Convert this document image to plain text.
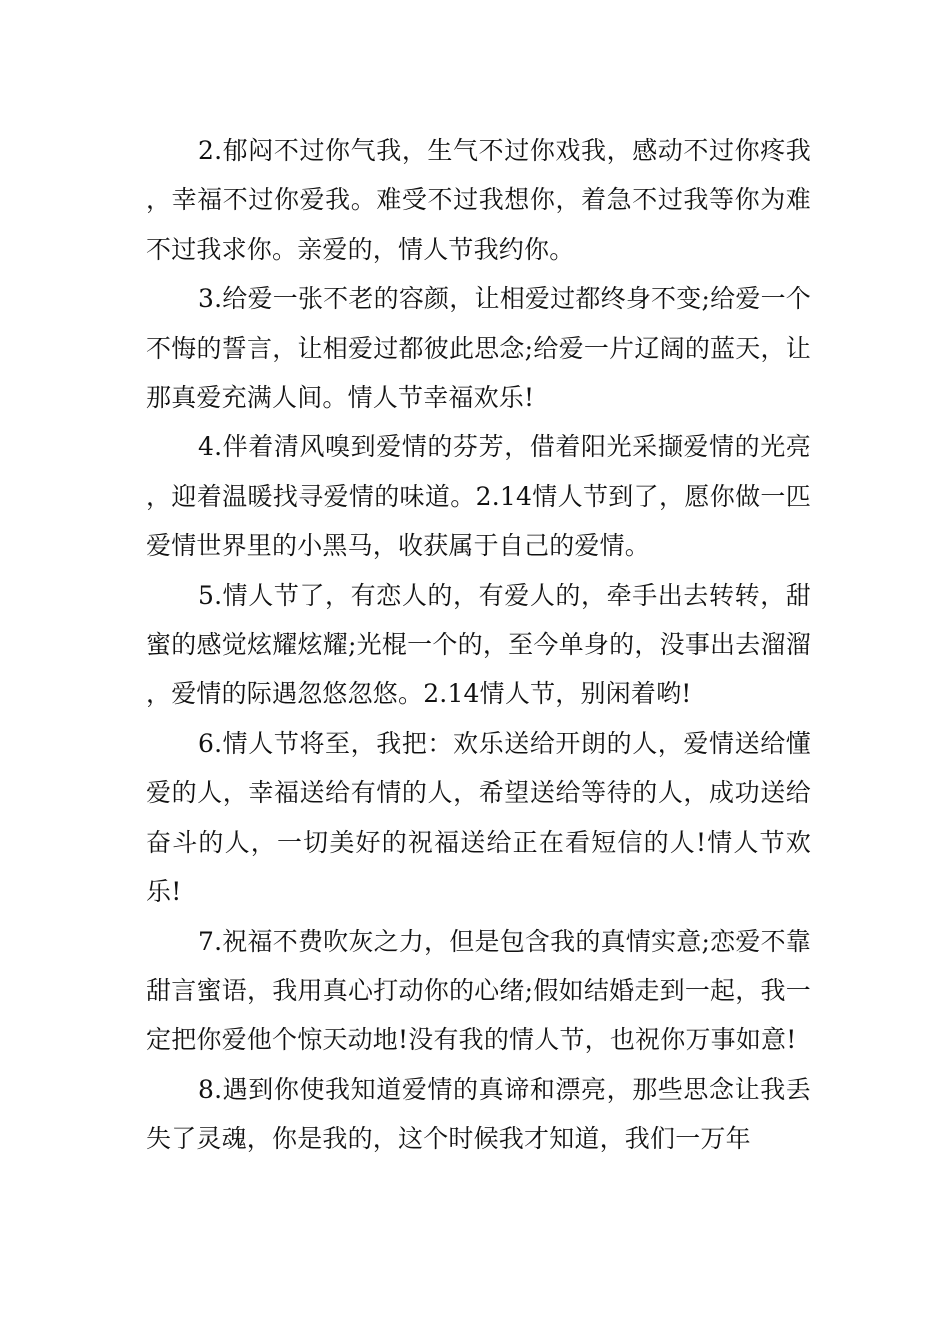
2.郁闷不过你气我，生气不过你戏我，感动不过你疼我，幸福不过你爱我。难受不过我想你，着急不过我等你为难不过我求你。亲爱的，情人节我约你。

3.给爱一张不老的容颜，让相爱过都终身不变;给爱一个不悔的誓言，让相爱过都彼此思念;给爱一片辽阔的蓝天，让那真爱充满人间。情人节幸福欢乐!

4.伴着清风嗅到爱情的芬芳，借着阳光采撷爱情的光亮，迎着温暖找寻爱情的味道。2.14情人节到了，愿你做一匹爱情世界里的小黑马，收获属于自己的爱情。

5.情人节了，有恋人的，有爱人的，牵手出去转转，甜蜜的感觉炫耀炫耀;光棍一个的，至今单身的，没事出去溜溜，爱情的际遇忽悠忽悠。2.14情人节，别闲着哟!

6.情人节将至，我把：欢乐送给开朗的人，爱情送给懂爱的人，幸福送给有情的人，希望送给等待的人，成功送给奋斗的人，一切美好的祝福送给正在看短信的人!情人节欢乐!

7.祝福不费吹灰之力，但是包含我的真情实意;恋爱不靠甜言蜜语，我用真心打动你的心绪;假如结婚走到一起，我一定把你爱他个惊天动地!没有我的情人节，也祝你万事如意!

8.遇到你使我知道爱情的真谛和漂亮，那些思念让我丢失了灵魂，你是我的，这个时候我才知道，我们一万年
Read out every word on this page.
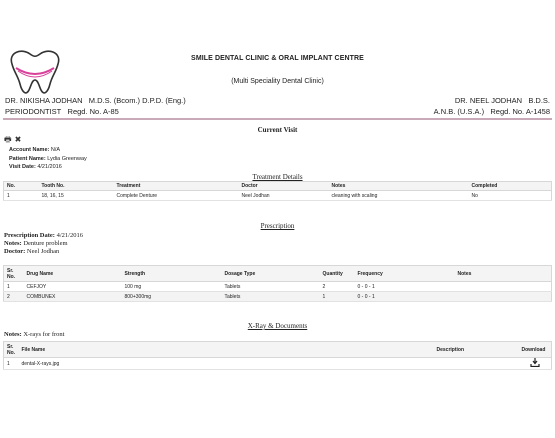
SMILE DENTAL CLINIC & ORAL IMPLANT CENTRE
(Multi Speciality Dental Clinic)
DR. NIKISHA JODHAN M.D.S. (Bcom.) D.P.D. (Eng.)
PERIODONTIST Regd. No. A-85
DR. NEEL JODHAN B.D.S.
A.N.B. (U.S.A.) Regd. No. A-1458
Current Visit
🖶 ✖
Account Name: N/A
Patient Name: Lydia Greenway
Visit Date: 4/21/2016
Treatment Details
No.	Tooth No.	Treatment	Doctor	Notes	Completed
1	18, 16, 15	Complete Denture	Neel Jodhan	cleaning with scaling	No
Prescription
Prescription Date: 4/21/2016
Notes: Denture problem
Doctor: Neel Jodhan
Sr. No.	Drug Name	Strength	Dosage Type	Quantity	Frequency	Notes
1	CEFJOY	100 mg	Tablets	2	0 - 0 - 1	
2	COMBUNEX	800+300mg	Tablets	1	0 - 0 - 1	
X-Ray & Documents
Notes: X-rays for front
Sr. No.	File Name	Description	Download
1	dental-X-rays.jpg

WHAT NEEDS TO BE DONE: Every line from the one with "Read out every word on this page." through the last line of the material gets printed exactly, and nothing more. Omit the pictures.

SOLUTION TO THIS EXERCISE:
Read out every word on this page.
SMILE DENTAL CLINIC & ORAL IMPLANT CENTRE
(Multi Speciality Dental Clinic)
DR. NIKISHA JODHAN M.D.S. (Bcom.) D.P.D. (Eng.)
PERIODONTIST Regd. No. A-85
DR. NEEL JODHAN B.D.S.
A.N.B. (U.S.A.) Regd. No. A-1458
Current Visit
🖶 ✖
Account Name: N/A
Patient Name: Lydia Greenway
Visit Date: 4/21/2016
Treatment Details
No.	Tooth No.	Treatment	Doctor	Notes	Completed
1	18, 16, 15	Complete Denture	Neel Jodhan	cleaning with scaling	No
Prescription
Prescription Date: 4/21/2016
Notes: Denture problem
Doctor: Neel Jodhan
Sr. No.	Drug Name	Strength	Dosage Type	Quantity	Frequency	Notes
1	CEFJOY	100 mg	Tablets	2	0 - 0 - 1	
2	COMBUNEX	800+300mg	Tablets	1	0 - 0 - 1	
X-Ray & Documents
Notes: X-rays for front
Sr. No.	File Name	Description	Download
1	dental-X-rays.jpg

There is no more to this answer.